[Data listing]
....................

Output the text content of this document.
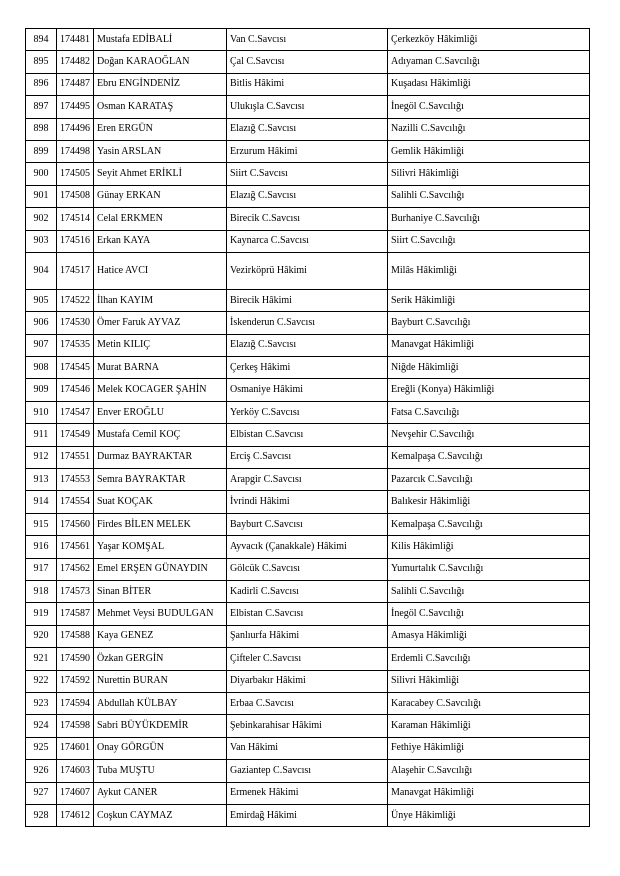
894	174481	Mustafa EDİBALİ	Van C.Savcısı	Çerkezköy Hâkimliği
895	174482	Doğan KARAOĞLAN	Çal C.Savcısı	Adıyaman C.Savcılığı
896	174487	Ebru ENGİNDENİZ	Bitlis Hâkimi	Kuşadası Hâkimliği
897	174495	Osman KARATAŞ	Ulukışla C.Savcısı	İnegöl C.Savcılığı
898	174496	Eren ERGÜN	Elazığ C.Savcısı	Nazilli C.Savcılığı
899	174498	Yasin ARSLAN	Erzurum Hâkimi	Gemlik Hâkimliği
900	174505	Seyit Ahmet ERİKLİ	Siirt C.Savcısı	Silivri Hâkimliği
901	174508	Günay ERKAN	Elazığ C.Savcısı	Salihli C.Savcılığı
902	174514	Celal ERKMEN	Birecik C.Savcısı	Burhaniye C.Savcılığı
903	174516	Erkan KAYA	Kaynarca C.Savcısı	Siirt C.Savcılığı
904	174517	Hatice AVCI	Vezirköprü Hâkimi	Milâs Hâkimliği
905	174522	İlhan KAYIM	Birecik Hâkimi	Serik Hâkimliği
906	174530	Ömer Faruk AYVAZ	İskenderun C.Savcısı	Bayburt C.Savcılığı
907	174535	Metin KILIÇ	Elazığ C.Savcısı	Manavgat Hâkimliği
908	174545	Murat BARNA	Çerkeş Hâkimi	Niğde Hâkimliği
909	174546	Melek KOCAGER ŞAHİN	Osmaniye Hâkimi	Ereğli (Konya) Hâkimliği
910	174547	Enver EROĞLU	Yerköy C.Savcısı	Fatsa C.Savcılığı
911	174549	Mustafa Cemil KOÇ	Elbistan C.Savcısı	Nevşehir C.Savcılığı
912	174551	Durmaz BAYRAKTAR	Erciş C.Savcısı	Kemalpaşa C.Savcılığı
913	174553	Semra BAYRAKTAR	Arapgir C.Savcısı	Pazarcık C.Savcılığı
914	174554	Suat KOÇAK	İvrindi Hâkimi	Balıkesir Hâkimliği
915	174560	Firdes BİLEN MELEK	Bayburt C.Savcısı	Kemalpaşa C.Savcılığı
916	174561	Yaşar KOMŞAL	Ayvacık (Çanakkale) Hâkimi	Kilis Hâkimliği
917	174562	Emel ERŞEN GÜNAYDIN	Gölcük C.Savcısı	Yumurtalık C.Savcılığı
918	174573	Sinan BİTER	Kadirli C.Savcısı	Salihli C.Savcılığı
919	174587	Mehmet Veysi BUDULGAN	Elbistan C.Savcısı	İnegöl C.Savcılığı
920	174588	Kaya GENEZ	Şanlıurfa Hâkimi	Amasya Hâkimliği
921	174590	Özkan GERGİN	Çifteler C.Savcısı	Erdemli C.Savcılığı
922	174592	Nurettin BURAN	Diyarbakır Hâkimi	Silivri Hâkimliği
923	174594	Abdullah KÜLBAY	Erbaa C.Savcısı	Karacabey C.Savcılığı
924	174598	Sabri BÜYÜKDEMİR	Şebinkarahisar Hâkimi	Karaman Hâkimliği
925	174601	Onay GÖRGÜN	Van Hâkimi	Fethiye Hâkimliği
926	174603	Tuba MUŞTU	Gaziantep C.Savcısı	Alaşehir C.Savcılığı
927	174607	Aykut CANER	Ermenek Hâkimi	Manavgat Hâkimliği
928	174612	Coşkun CAYMAZ	Emirdağ Hâkimi	Ünye Hâkimliği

....................

# Stated problem:
Return the lines of the records that include the string "İnegöl".

# Written response:
897	174495	Osman KARATAŞ	Ulukışla C.Savcısı	İnegöl C.Savcılığı
919	174587	Mehmet Veysi BUDULGAN	Elbistan C.Savcısı	İnegöl C.Savcılığı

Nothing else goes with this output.